**Input rows**
:::

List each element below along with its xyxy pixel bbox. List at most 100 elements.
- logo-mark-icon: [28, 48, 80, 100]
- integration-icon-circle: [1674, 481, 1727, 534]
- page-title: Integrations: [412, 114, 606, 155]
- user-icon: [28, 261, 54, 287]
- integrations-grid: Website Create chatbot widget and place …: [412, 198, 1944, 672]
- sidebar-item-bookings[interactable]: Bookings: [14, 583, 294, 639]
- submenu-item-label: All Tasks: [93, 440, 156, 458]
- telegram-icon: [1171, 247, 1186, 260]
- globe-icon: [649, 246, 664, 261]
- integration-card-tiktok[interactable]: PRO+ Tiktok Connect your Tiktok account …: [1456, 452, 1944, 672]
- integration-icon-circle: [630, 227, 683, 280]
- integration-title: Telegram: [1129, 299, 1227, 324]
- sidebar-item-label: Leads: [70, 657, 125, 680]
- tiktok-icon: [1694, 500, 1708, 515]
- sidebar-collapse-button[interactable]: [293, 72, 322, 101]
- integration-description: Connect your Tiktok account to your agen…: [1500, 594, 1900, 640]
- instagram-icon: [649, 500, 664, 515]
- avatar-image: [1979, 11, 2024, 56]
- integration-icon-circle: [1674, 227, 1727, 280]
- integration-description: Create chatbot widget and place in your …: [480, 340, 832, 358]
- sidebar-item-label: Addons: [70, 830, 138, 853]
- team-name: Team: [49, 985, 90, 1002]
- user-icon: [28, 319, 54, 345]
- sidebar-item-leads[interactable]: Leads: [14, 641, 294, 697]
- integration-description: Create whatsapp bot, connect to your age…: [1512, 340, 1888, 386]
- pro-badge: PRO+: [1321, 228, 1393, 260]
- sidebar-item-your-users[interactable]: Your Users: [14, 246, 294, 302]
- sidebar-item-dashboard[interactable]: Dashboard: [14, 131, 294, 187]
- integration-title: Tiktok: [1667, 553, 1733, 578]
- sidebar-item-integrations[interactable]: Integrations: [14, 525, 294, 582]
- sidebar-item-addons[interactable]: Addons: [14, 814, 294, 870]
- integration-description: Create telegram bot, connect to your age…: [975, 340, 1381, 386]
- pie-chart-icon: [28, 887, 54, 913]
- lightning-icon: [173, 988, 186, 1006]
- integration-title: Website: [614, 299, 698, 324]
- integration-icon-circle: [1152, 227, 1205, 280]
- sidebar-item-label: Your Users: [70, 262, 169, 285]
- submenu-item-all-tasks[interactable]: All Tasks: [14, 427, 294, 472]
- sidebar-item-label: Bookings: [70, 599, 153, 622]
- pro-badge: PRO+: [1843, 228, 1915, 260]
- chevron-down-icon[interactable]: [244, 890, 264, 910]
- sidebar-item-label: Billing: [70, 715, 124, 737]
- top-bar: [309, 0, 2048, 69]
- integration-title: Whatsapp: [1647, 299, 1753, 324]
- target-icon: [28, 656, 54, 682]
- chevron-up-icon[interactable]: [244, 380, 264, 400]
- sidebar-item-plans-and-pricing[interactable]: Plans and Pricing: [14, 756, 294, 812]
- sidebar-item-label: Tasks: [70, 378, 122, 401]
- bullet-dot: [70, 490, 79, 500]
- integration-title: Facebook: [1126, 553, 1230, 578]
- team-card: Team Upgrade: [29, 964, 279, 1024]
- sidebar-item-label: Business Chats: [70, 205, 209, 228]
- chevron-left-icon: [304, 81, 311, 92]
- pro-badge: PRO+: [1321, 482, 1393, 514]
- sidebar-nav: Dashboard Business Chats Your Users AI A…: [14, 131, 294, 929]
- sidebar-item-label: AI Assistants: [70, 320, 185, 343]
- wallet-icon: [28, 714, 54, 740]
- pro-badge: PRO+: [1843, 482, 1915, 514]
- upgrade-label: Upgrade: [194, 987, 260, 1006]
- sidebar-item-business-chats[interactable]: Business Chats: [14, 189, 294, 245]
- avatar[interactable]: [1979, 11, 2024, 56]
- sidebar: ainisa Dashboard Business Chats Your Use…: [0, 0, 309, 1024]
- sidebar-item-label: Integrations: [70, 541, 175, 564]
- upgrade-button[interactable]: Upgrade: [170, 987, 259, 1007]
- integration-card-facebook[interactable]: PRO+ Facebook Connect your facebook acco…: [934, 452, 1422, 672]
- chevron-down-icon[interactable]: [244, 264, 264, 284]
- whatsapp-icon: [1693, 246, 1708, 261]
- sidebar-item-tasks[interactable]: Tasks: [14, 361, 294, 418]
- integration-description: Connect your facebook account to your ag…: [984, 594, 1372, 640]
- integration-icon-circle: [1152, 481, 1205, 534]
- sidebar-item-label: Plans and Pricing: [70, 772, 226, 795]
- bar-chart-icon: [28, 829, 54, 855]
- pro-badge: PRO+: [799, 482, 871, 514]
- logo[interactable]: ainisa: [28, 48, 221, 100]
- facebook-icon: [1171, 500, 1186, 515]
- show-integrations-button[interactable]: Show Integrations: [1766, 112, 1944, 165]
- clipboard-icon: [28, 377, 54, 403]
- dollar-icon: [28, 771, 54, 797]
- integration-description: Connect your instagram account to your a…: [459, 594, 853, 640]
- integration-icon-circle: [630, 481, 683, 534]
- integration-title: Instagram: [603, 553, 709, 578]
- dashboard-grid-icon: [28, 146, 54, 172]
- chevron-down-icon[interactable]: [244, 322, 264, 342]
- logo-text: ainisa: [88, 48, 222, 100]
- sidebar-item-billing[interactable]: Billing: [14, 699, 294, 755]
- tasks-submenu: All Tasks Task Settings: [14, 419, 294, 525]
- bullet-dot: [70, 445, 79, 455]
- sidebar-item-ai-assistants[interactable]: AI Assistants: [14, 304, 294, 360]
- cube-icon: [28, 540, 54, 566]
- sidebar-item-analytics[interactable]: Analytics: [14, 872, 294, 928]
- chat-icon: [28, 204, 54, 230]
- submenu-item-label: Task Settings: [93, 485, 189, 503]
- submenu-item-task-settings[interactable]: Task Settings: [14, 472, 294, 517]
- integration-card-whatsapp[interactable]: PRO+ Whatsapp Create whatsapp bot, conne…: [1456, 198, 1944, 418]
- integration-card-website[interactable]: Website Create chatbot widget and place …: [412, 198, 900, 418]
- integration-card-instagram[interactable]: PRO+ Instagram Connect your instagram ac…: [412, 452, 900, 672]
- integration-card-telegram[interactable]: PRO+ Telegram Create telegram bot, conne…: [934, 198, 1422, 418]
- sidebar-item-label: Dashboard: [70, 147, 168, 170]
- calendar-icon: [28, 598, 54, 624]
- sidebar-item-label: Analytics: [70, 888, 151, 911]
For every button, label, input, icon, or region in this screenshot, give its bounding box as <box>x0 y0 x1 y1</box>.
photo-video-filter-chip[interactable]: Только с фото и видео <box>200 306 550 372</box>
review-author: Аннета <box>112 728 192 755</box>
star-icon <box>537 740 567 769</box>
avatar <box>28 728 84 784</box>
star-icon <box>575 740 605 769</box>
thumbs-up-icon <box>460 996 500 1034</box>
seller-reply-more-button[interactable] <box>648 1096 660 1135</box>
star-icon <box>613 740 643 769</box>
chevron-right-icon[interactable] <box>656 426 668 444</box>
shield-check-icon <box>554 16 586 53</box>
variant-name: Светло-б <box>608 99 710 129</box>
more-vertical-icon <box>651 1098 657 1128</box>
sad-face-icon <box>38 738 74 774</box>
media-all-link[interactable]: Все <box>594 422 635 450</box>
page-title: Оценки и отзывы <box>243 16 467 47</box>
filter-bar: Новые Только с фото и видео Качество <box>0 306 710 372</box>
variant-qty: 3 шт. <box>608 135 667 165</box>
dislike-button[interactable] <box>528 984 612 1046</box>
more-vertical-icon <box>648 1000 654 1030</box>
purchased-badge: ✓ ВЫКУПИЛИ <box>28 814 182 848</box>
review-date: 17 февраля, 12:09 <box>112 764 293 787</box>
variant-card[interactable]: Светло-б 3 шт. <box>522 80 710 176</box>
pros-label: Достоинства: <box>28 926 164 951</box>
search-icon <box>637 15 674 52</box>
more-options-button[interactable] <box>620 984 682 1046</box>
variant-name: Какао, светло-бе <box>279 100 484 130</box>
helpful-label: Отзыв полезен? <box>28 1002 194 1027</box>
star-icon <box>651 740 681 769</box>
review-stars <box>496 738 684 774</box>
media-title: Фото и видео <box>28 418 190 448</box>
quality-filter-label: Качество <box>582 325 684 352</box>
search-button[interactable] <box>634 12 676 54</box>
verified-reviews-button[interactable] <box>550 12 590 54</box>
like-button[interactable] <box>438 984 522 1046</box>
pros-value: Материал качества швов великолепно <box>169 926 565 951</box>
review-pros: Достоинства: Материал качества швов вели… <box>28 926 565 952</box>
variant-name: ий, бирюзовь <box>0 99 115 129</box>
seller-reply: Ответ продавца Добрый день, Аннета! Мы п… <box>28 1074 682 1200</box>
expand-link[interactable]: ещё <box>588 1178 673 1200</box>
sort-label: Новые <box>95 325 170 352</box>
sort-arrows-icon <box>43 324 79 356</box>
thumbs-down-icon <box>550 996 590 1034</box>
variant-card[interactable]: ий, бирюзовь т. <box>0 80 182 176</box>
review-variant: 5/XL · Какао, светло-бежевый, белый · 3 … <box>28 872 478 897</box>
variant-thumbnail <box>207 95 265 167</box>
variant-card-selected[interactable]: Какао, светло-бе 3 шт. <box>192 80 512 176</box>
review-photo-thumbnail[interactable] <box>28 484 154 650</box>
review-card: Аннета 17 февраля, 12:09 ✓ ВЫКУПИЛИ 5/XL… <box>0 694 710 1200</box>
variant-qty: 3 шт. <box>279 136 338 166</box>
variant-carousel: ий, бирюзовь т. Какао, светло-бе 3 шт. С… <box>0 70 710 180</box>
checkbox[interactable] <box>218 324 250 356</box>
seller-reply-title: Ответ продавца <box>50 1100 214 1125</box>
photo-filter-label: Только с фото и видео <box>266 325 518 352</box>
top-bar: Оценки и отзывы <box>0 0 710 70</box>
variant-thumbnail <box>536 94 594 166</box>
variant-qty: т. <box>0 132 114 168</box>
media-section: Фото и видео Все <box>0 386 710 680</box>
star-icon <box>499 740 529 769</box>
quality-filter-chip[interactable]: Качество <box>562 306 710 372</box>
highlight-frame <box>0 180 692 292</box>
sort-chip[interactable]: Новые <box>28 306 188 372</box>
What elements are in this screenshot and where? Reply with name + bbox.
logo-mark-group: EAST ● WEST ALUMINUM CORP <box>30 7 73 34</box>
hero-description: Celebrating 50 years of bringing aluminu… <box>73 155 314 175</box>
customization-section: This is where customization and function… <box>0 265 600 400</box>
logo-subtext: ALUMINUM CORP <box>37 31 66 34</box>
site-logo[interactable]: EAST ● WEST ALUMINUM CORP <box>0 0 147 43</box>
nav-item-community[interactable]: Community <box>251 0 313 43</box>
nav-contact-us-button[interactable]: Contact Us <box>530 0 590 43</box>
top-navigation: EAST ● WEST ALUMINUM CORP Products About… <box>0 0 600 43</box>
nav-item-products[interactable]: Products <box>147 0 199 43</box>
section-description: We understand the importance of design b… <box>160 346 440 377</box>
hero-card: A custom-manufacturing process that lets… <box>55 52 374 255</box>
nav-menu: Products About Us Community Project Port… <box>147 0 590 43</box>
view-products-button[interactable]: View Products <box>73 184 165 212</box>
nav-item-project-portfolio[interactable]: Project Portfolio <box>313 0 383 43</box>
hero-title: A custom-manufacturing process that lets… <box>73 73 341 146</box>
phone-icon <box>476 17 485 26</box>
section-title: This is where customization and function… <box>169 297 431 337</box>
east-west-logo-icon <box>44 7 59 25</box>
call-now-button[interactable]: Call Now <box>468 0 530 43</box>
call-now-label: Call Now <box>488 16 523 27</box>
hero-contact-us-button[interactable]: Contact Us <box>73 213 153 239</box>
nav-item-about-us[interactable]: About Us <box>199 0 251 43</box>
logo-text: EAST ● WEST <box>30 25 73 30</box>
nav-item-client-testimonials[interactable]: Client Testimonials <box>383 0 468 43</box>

:::

**Goal**
Copy the listing above word for word, beginning with its first line and going on through the line containing "- globe-icon: [649, 246, 664, 261]".

**Written answer**
List each element below along with its xyxy pixel bbox. List at most 100 elements.
- logo-mark-icon: [28, 48, 80, 100]
- integration-icon-circle: [1674, 481, 1727, 534]
- page-title: Integrations: [412, 114, 606, 155]
- user-icon: [28, 261, 54, 287]
- integrations-grid: Website Create chatbot widget and place …: [412, 198, 1944, 672]
- sidebar-item-bookings[interactable]: Bookings: [14, 583, 294, 639]
- submenu-item-label: All Tasks: [93, 440, 156, 458]
- telegram-icon: [1171, 247, 1186, 260]
- globe-icon: [649, 246, 664, 261]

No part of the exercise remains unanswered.